(What you should do):
Recast the records, from their first line through the line containing "Bar: [575, 701, 593, 725]", as a JSON list of strings with one string per line and no blank lines.

(Data shown):
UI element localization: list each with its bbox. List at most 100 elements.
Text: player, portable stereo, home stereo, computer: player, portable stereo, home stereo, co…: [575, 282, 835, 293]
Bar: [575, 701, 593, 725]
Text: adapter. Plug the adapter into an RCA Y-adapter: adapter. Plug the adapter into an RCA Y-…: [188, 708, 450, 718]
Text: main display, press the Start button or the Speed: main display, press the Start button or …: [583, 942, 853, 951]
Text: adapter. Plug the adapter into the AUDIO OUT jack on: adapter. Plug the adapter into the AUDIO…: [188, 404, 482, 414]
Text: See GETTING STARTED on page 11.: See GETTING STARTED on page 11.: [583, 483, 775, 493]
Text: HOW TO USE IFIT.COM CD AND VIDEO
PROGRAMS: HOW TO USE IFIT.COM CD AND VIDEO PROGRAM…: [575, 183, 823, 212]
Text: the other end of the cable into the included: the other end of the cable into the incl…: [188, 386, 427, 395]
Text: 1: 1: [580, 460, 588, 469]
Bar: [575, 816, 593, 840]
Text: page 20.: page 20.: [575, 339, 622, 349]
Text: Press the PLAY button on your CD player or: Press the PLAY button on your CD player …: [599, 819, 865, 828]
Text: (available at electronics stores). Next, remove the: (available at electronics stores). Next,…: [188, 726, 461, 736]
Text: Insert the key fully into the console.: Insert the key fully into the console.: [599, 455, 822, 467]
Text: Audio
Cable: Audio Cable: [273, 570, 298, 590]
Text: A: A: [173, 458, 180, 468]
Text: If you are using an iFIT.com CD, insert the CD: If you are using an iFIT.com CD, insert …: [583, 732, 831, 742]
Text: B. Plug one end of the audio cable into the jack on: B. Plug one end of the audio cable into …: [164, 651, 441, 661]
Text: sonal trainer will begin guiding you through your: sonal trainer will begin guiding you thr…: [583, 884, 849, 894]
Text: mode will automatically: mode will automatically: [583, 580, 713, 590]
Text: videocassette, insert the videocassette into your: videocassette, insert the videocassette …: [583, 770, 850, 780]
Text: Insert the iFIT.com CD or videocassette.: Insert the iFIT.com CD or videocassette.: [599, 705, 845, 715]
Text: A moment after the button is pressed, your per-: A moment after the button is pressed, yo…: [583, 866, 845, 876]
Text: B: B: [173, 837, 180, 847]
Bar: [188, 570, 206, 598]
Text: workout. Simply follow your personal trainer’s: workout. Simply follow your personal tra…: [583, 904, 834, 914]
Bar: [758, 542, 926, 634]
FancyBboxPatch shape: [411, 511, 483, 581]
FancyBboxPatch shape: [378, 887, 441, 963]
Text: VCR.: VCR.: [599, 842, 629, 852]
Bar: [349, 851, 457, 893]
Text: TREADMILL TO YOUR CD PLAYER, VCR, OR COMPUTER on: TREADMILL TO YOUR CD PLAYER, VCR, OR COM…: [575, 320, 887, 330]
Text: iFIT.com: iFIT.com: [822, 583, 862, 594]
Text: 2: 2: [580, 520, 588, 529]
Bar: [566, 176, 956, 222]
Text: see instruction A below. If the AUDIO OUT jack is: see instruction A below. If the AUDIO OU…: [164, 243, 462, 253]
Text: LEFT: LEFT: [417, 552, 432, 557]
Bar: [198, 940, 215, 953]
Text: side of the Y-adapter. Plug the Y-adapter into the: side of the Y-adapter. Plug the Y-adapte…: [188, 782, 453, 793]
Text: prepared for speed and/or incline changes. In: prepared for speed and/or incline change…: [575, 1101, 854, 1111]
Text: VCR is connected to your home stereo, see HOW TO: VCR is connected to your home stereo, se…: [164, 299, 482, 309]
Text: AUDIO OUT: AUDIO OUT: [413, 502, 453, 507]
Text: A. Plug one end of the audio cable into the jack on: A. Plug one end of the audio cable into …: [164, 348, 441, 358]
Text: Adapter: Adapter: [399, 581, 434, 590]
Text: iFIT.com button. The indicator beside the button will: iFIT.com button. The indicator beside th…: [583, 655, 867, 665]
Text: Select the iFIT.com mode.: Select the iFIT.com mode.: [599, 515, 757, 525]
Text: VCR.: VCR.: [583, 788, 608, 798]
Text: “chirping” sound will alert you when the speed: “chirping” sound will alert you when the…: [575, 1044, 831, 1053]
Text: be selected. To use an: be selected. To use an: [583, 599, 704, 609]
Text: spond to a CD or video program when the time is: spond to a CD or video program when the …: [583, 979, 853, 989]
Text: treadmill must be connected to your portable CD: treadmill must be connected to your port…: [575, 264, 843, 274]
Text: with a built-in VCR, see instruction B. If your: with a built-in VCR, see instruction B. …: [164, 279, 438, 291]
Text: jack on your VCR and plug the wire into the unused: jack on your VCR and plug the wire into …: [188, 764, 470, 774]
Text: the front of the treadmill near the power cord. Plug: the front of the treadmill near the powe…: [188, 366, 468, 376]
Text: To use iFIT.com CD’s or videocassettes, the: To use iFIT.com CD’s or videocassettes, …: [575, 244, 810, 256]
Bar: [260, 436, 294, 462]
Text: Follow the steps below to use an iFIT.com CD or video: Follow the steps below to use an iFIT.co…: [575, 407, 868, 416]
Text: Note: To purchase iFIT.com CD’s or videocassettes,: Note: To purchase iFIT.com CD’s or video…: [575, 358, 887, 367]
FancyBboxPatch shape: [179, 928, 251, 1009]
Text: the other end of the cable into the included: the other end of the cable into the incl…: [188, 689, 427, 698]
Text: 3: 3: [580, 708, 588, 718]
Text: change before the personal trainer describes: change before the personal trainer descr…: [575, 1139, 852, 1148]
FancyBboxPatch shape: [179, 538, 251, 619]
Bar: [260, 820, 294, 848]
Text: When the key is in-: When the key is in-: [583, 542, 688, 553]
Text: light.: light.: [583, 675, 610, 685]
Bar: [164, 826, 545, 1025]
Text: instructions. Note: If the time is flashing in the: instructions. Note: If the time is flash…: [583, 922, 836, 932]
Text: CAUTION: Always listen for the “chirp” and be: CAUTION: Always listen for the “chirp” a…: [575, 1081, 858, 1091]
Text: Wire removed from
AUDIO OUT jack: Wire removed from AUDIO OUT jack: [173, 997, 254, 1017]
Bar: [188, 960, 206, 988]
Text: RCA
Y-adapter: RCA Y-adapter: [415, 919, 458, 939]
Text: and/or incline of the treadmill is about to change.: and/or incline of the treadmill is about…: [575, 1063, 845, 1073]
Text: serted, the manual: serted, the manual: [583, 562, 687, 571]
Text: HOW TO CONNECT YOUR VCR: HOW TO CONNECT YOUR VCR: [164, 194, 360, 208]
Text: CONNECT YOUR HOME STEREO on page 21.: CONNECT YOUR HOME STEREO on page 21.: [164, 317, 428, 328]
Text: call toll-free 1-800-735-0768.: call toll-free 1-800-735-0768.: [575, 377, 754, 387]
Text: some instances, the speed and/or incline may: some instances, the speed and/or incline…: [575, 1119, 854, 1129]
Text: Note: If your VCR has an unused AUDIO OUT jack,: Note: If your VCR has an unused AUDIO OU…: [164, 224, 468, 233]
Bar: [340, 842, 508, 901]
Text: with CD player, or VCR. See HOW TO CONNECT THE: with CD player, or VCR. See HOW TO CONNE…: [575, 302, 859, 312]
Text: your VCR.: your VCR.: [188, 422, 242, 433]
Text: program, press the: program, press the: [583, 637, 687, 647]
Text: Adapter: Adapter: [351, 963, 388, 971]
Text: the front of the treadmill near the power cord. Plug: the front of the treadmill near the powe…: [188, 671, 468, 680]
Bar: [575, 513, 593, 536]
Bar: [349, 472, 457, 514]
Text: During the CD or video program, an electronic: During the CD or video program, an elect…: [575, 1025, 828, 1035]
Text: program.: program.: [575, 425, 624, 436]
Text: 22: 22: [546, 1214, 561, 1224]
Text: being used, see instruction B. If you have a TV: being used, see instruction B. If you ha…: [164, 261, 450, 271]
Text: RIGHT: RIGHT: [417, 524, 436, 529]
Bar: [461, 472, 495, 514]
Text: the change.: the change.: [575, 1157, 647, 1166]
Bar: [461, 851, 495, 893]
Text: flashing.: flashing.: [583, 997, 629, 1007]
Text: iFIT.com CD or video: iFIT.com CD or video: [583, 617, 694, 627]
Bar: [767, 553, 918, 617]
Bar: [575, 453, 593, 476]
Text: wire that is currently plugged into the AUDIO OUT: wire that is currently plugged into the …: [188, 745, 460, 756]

(Correct answer):
[
  "UI element localization: list each with its bbox. List at most 100 elements.",
  "Text: player, portable stereo, home stereo, computer: player, portable stereo, home stereo, co…: [575, 282, 835, 293]",
  "Bar: [575, 701, 593, 725]"
]